Exercise: Your task is to transcribe all the entries exactly, excluding pictures.
BEGIN Source material
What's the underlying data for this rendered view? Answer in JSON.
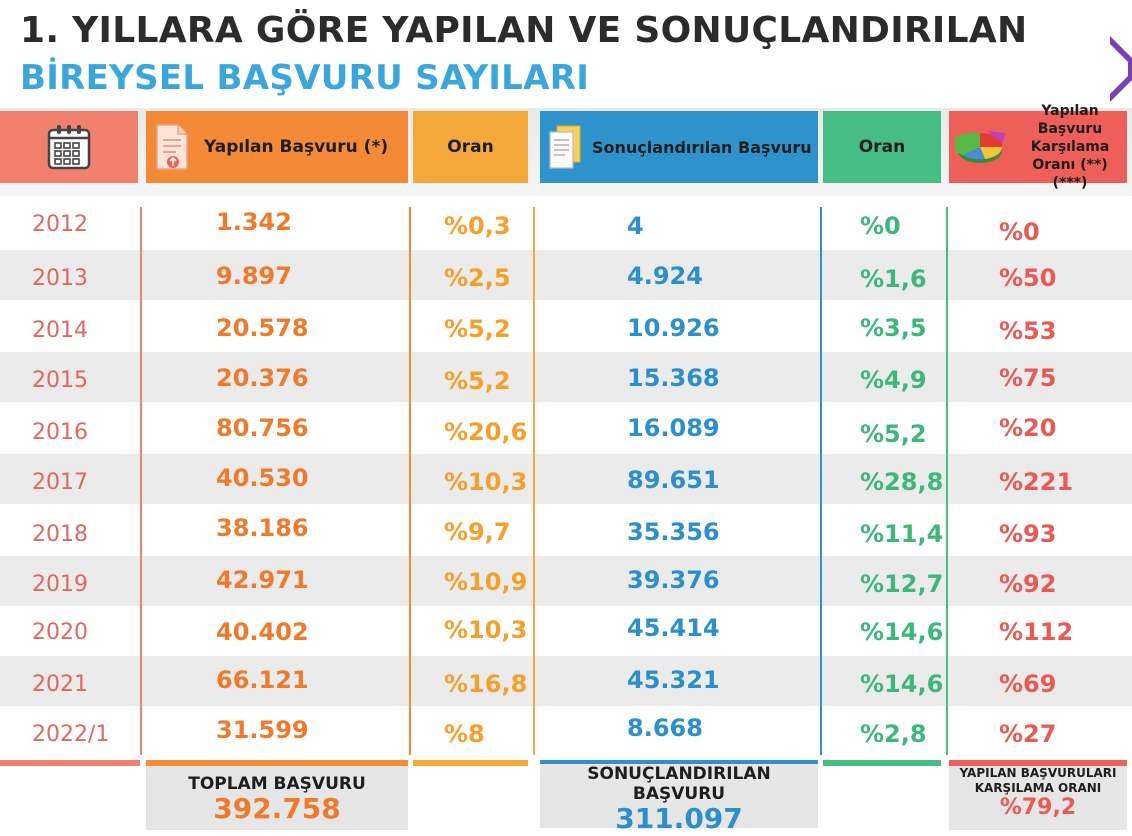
{
  "title": {
    "line1": "1. YILLARA GÖRE YAPILAN VE SONUÇLANDIRILAN",
    "line2": "BİREYSEL BAŞVURU SAYILARI"
  },
  "headers": {
    "year_icon": "calendar-icon",
    "yapilan": "Yapılan Başvuru (*)",
    "yapilan_icon": "document-upload-icon",
    "oran1": "Oran",
    "sonuc": "Sonuçlandırılan Başvuru",
    "sonuc_icon": "documents-icon",
    "oran2": "Oran",
    "karsilama_line1": "Yapılan Başvuru",
    "karsilama_line2": "Karşılama",
    "karsilama_line3": "Oranı (**) (***)",
    "karsilama_icon": "pie-chart-icon"
  },
  "rows": [
    {
      "year": "2012",
      "yapilan": "1.342",
      "oran1": "%0,3",
      "sonuc": "4",
      "oran2": "%0",
      "karsilama": "%0"
    },
    {
      "year": "2013",
      "yapilan": "9.897",
      "oran1": "%2,5",
      "sonuc": "4.924",
      "oran2": "%1,6",
      "karsilama": "%50"
    },
    {
      "year": "2014",
      "yapilan": "20.578",
      "oran1": "%5,2",
      "sonuc": "10.926",
      "oran2": "%3,5",
      "karsilama": "%53"
    },
    {
      "year": "2015",
      "yapilan": "20.376",
      "oran1": "%5,2",
      "sonuc": "15.368",
      "oran2": "%4,9",
      "karsilama": "%75"
    },
    {
      "year": "2016",
      "yapilan": "80.756",
      "oran1": "%20,6",
      "sonuc": "16.089",
      "oran2": "%5,2",
      "karsilama": "%20"
    },
    {
      "year": "2017",
      "yapilan": "40.530",
      "oran1": "%10,3",
      "sonuc": "89.651",
      "oran2": "%28,8",
      "karsilama": "%221"
    },
    {
      "year": "2018",
      "yapilan": "38.186",
      "oran1": "%9,7",
      "sonuc": "35.356",
      "oran2": "%11,4",
      "karsilama": "%93"
    },
    {
      "year": "2019",
      "yapilan": "42.971",
      "oran1": "%10,9",
      "sonuc": "39.376",
      "oran2": "%12,7",
      "karsilama": "%92"
    },
    {
      "year": "2020",
      "yapilan": "40.402",
      "oran1": "%10,3",
      "sonuc": "45.414",
      "oran2": "%14,6",
      "karsilama": "%112"
    },
    {
      "year": "2021",
      "yapilan": "66.121",
      "oran1": "%16,8",
      "sonuc": "45.321",
      "oran2": "%14,6",
      "karsilama": "%69"
    },
    {
      "year": "2022/1",
      "yapilan": "31.599",
      "oran1": "%8",
      "sonuc": "8.668",
      "oran2": "%2,8",
      "karsilama": "%27"
    }
  ],
  "footer": {
    "toplam_label": "TOPLAM BAŞVURU",
    "toplam_value": "392.758",
    "sonuc_label": "SONUÇLANDIRILAN BAŞVURU",
    "sonuc_value": "311.097",
    "karsilama_line1": "YAPILAN BAŞVURULARI",
    "karsilama_line2": "KARŞILAMA ORANI",
    "karsilama_value": "%79,2"
  },
  "colors": {
    "year": "#f2806e",
    "yapilan": "#f58a36",
    "oran1": "#f4a93a",
    "sonuc": "#2e93cd",
    "oran2": "#46bd85",
    "karsilama": "#ee5f5a",
    "title_blue": "#3aa6dc"
  }
}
END Source material
Written response:
What's the underlying data for this rendered view? Answer in JSON.
{
  "title": {
    "line1": "1. YILLARA GÖRE YAPILAN VE SONUÇLANDIRILAN",
    "line2": "BİREYSEL BAŞVURU SAYILARI"
  },
  "headers": {
    "year_icon": "calendar-icon",
    "yapilan": "Yapılan Başvuru (*)",
    "yapilan_icon": "document-upload-icon",
    "oran1": "Oran",
    "sonuc": "Sonuçlandırılan Başvuru",
    "sonuc_icon": "documents-icon",
    "oran2": "Oran",
    "karsilama_line1": "Yapılan Başvuru",
    "karsilama_line2": "Karşılama",
    "karsilama_line3": "Oranı (**) (***)",
    "karsilama_icon": "pie-chart-icon"
  },
  "rows": [
    {
      "year": "2012",
      "yapilan": "1.342",
      "oran1": "%0,3",
      "sonuc": "4",
      "oran2": "%0",
      "karsilama": "%0"
    },
    {
      "year": "2013",
      "yapilan": "9.897",
      "oran1": "%2,5",
      "sonuc": "4.924",
      "oran2": "%1,6",
      "karsilama": "%50"
    },
    {
      "year": "2014",
      "yapilan": "20.578",
      "oran1": "%5,2",
      "sonuc": "10.926",
      "oran2": "%3,5",
      "karsilama": "%53"
    },
    {
      "year": "2015",
      "yapilan": "20.376",
      "oran1": "%5,2",
      "sonuc": "15.368",
      "oran2": "%4,9",
      "karsilama": "%75"
    },
    {
      "year": "2016",
      "yapilan": "80.756",
      "oran1": "%20,6",
      "sonuc": "16.089",
      "oran2": "%5,2",
      "karsilama": "%20"
    },
    {
      "year": "2017",
      "yapilan": "40.530",
      "oran1": "%10,3",
      "sonuc": "89.651",
      "oran2": "%28,8",
      "karsilama": "%221"
    },
    {
      "year": "2018",
      "yapilan": "38.186",
      "oran1": "%9,7",
      "sonuc": "35.356",
      "oran2": "%11,4",
      "karsilama": "%93"
    },
    {
      "year": "2019",
      "yapilan": "42.971",
      "oran1": "%10,9",
      "sonuc": "39.376",
      "oran2": "%12,7",
      "karsilama": "%92"
    },
    {
      "year": "2020",
      "yapilan": "40.402",
      "oran1": "%10,3",
      "sonuc": "45.414",
      "oran2": "%14,6",
      "karsilama": "%112"
    },
    {
      "year": "2021",
      "yapilan": "66.121",
      "oran1": "%16,8",
      "sonuc": "45.321",
      "oran2": "%14,6",
      "karsilama": "%69"
    },
    {
      "year": "2022/1",
      "yapilan": "31.599",
      "oran1": "%8",
      "sonuc": "8.668",
      "oran2": "%2,8",
      "karsilama": "%27"
    }
  ],
  "footer": {
    "toplam_label": "TOPLAM BAŞVURU",
    "toplam_value": "392.758",
    "sonuc_label": "SONUÇLANDIRILAN BAŞVURU",
    "sonuc_value": "311.097",
    "karsilama_line1": "YAPILAN BAŞVURULARI",
    "karsilama_line2": "KARŞILAMA ORANI",
    "karsilama_value": "%79,2"
  },
  "colors": {
    "year": "#f2806e",
    "yapilan": "#f58a36",
    "oran1": "#f4a93a",
    "sonuc": "#2e93cd",
    "oran2": "#46bd85",
    "karsilama": "#ee5f5a",
    "title_blue": "#3aa6dc"
  }
}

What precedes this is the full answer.